Written problem.
Without the pictures, can you quote each line below exactly?

Supplied entries.
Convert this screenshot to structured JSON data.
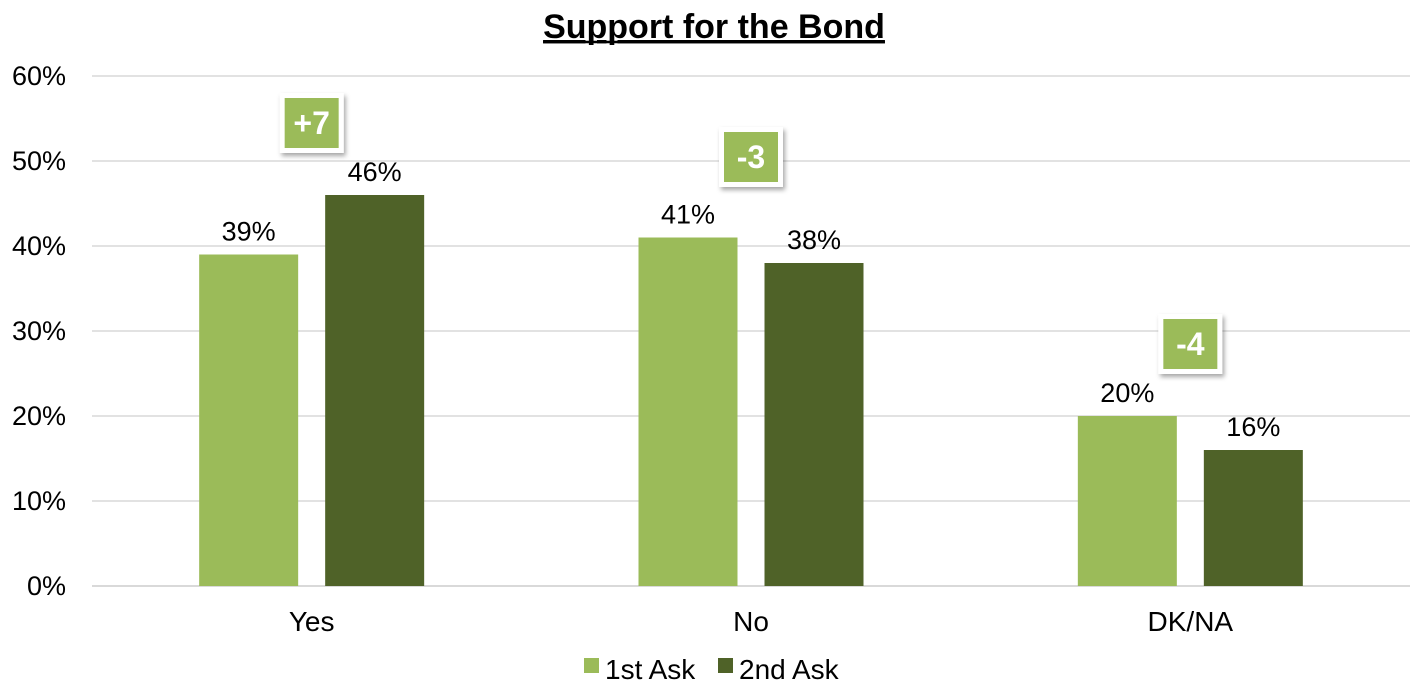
{
  "chart_data": {
    "type": "bar",
    "title": "Support for the Bond",
    "xlabel": "",
    "ylabel": "",
    "categories": [
      "Yes",
      "No",
      "DK/NA"
    ],
    "series": [
      {
        "name": "1st Ask",
        "values": [
          39,
          41,
          20
        ],
        "labels": [
          "39%",
          "41%",
          "20%"
        ],
        "color": "#9bbb59"
      },
      {
        "name": "2nd Ask",
        "values": [
          46,
          38,
          16
        ],
        "labels": [
          "46%",
          "38%",
          "16%"
        ],
        "color": "#4f6228"
      }
    ],
    "ylim": [
      0,
      60
    ],
    "yticks": [
      0,
      10,
      20,
      30,
      40,
      50,
      60
    ],
    "ytick_labels": [
      "0%",
      "10%",
      "20%",
      "30%",
      "40%",
      "50%",
      "60%"
    ],
    "grid": true,
    "legend_position": "bottom-center",
    "annotations": [
      {
        "category": "Yes",
        "text": "+7",
        "level": 58
      },
      {
        "category": "No",
        "text": "-3",
        "level": 54
      },
      {
        "category": "DK/NA",
        "text": "-4",
        "level": 32
      }
    ],
    "annotation_box_color": "#9bbb59"
  }
}
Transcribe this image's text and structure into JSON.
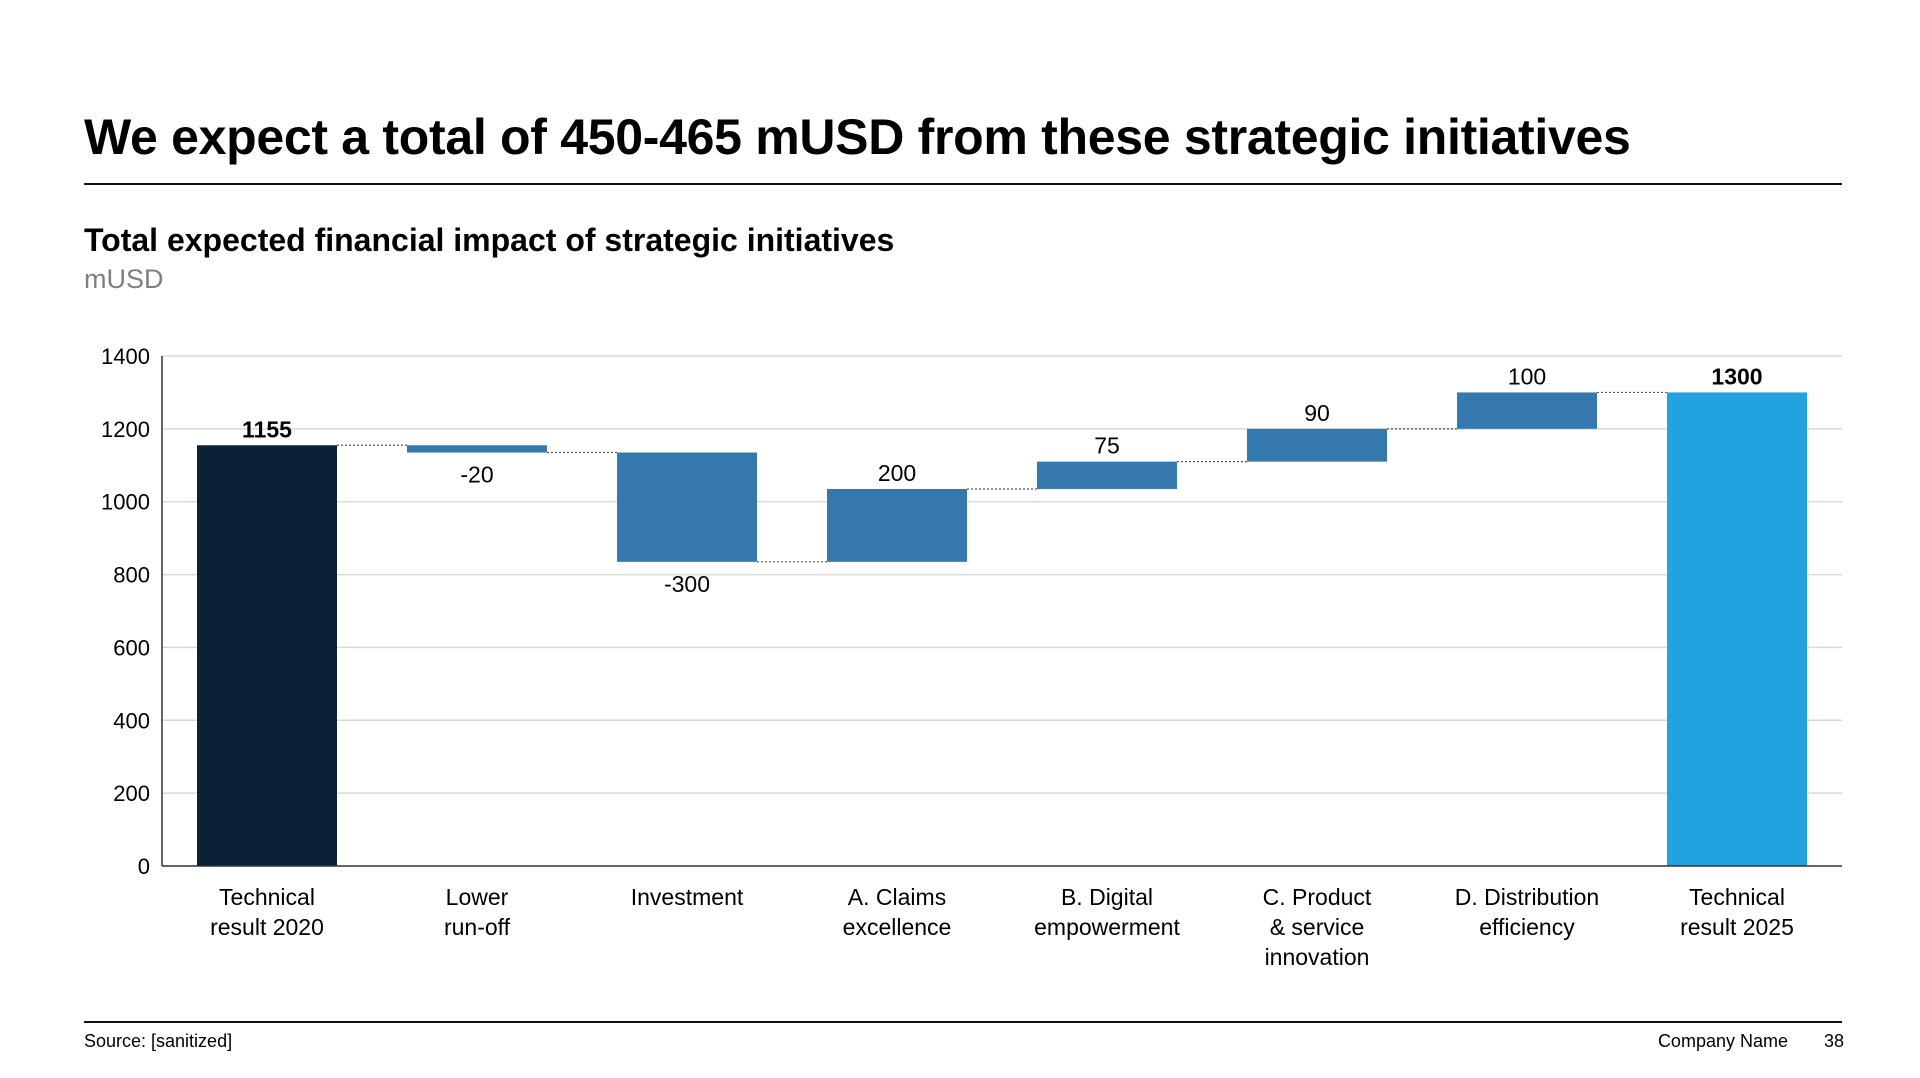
{
  "slide": {
    "title": "We expect a total of 450-465 mUSD from these strategic initiatives",
    "subtitle": "Total expected financial impact of strategic initiatives",
    "unit": "mUSD"
  },
  "footer": {
    "source": "Source: [sanitized]",
    "company": "Company Name",
    "page_number": "38"
  },
  "colors": {
    "start_bar": "#0b2135",
    "delta_bar": "#3578ad",
    "end_bar": "#22a3df",
    "gridline": "#d9d9d9",
    "axis": "#333333",
    "connector": "#555555"
  },
  "chart_data": {
    "type": "waterfall",
    "title": "Total expected financial impact of strategic initiatives",
    "ylabel": "mUSD",
    "ylim": [
      0,
      1400
    ],
    "yticks": [
      0,
      200,
      400,
      600,
      800,
      1000,
      1200,
      1400
    ],
    "grid": true,
    "bars": [
      {
        "label": [
          "Technical",
          "result 2020"
        ],
        "kind": "total",
        "value": 1155,
        "display": "1155",
        "bold": true
      },
      {
        "label": [
          "Lower",
          "run-off"
        ],
        "kind": "delta",
        "value": -20,
        "display": "-20",
        "bold": false
      },
      {
        "label": [
          "Investment"
        ],
        "kind": "delta",
        "value": -300,
        "display": "-300",
        "bold": false
      },
      {
        "label": [
          "A. Claims",
          "excellence"
        ],
        "kind": "delta",
        "value": 200,
        "display": "200",
        "bold": false
      },
      {
        "label": [
          "B. Digital",
          "empowerment"
        ],
        "kind": "delta",
        "value": 75,
        "display": "75",
        "bold": false
      },
      {
        "label": [
          "C. Product",
          "& service",
          "innovation"
        ],
        "kind": "delta",
        "value": 90,
        "display": "90",
        "bold": false
      },
      {
        "label": [
          "D. Distribution",
          "efficiency"
        ],
        "kind": "delta",
        "value": 100,
        "display": "100",
        "bold": false
      },
      {
        "label": [
          "Technical",
          "result 2025"
        ],
        "kind": "total",
        "value": 1300,
        "display": "1300",
        "bold": true
      }
    ]
  }
}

Expected answer.
Convert this screenshot to structured JSON data.
{
  "chart_data": {
    "type": "bar",
    "title": "Support for the Bond",
    "xlabel": "",
    "ylabel": "",
    "categories": [
      "Yes",
      "No",
      "DK/NA"
    ],
    "series": [
      {
        "name": "1st Ask",
        "values": [
          39,
          41,
          20
        ],
        "labels": [
          "39%",
          "41%",
          "20%"
        ],
        "color": "#9bbb59"
      },
      {
        "name": "2nd Ask",
        "values": [
          46,
          38,
          16
        ],
        "labels": [
          "46%",
          "38%",
          "16%"
        ],
        "color": "#4f6228"
      }
    ],
    "ylim": [
      0,
      60
    ],
    "yticks": [
      0,
      10,
      20,
      30,
      40,
      50,
      60
    ],
    "ytick_labels": [
      "0%",
      "10%",
      "20%",
      "30%",
      "40%",
      "50%",
      "60%"
    ],
    "grid": true,
    "legend_position": "bottom-center",
    "annotations": [
      {
        "category": "Yes",
        "text": "+7",
        "level": 58
      },
      {
        "category": "No",
        "text": "-3",
        "level": 54
      },
      {
        "category": "DK/NA",
        "text": "-4",
        "level": 32
      }
    ],
    "annotation_box_color": "#9bbb59"
  }
}
Transcribe this image's text and structure into JSON.
{
  "slide": {
    "title": "We expect a total of 450-465 mUSD from these strategic initiatives",
    "subtitle": "Total expected financial impact of strategic initiatives",
    "unit": "mUSD"
  },
  "footer": {
    "source": "Source: [sanitized]",
    "company": "Company Name",
    "page_number": "38"
  },
  "colors": {
    "start_bar": "#0b2135",
    "delta_bar": "#3578ad",
    "end_bar": "#22a3df",
    "gridline": "#d9d9d9",
    "axis": "#333333",
    "connector": "#555555"
  },
  "chart_data": {
    "type": "waterfall",
    "title": "Total expected financial impact of strategic initiatives",
    "ylabel": "mUSD",
    "ylim": [
      0,
      1400
    ],
    "yticks": [
      0,
      200,
      400,
      600,
      800,
      1000,
      1200,
      1400
    ],
    "grid": true,
    "bars": [
      {
        "label": [
          "Technical",
          "result 2020"
        ],
        "kind": "total",
        "value": 1155,
        "display": "1155",
        "bold": true
      },
      {
        "label": [
          "Lower",
          "run-off"
        ],
        "kind": "delta",
        "value": -20,
        "display": "-20",
        "bold": false
      },
      {
        "label": [
          "Investment"
        ],
        "kind": "delta",
        "value": -300,
        "display": "-300",
        "bold": false
      },
      {
        "label": [
          "A. Claims",
          "excellence"
        ],
        "kind": "delta",
        "value": 200,
        "display": "200",
        "bold": false
      },
      {
        "label": [
          "B. Digital",
          "empowerment"
        ],
        "kind": "delta",
        "value": 75,
        "display": "75",
        "bold": false
      },
      {
        "label": [
          "C. Product",
          "& service",
          "innovation"
        ],
        "kind": "delta",
        "value": 90,
        "display": "90",
        "bold": false
      },
      {
        "label": [
          "D. Distribution",
          "efficiency"
        ],
        "kind": "delta",
        "value": 100,
        "display": "100",
        "bold": false
      },
      {
        "label": [
          "Technical",
          "result 2025"
        ],
        "kind": "total",
        "value": 1300,
        "display": "1300",
        "bold": true
      }
    ]
  }
}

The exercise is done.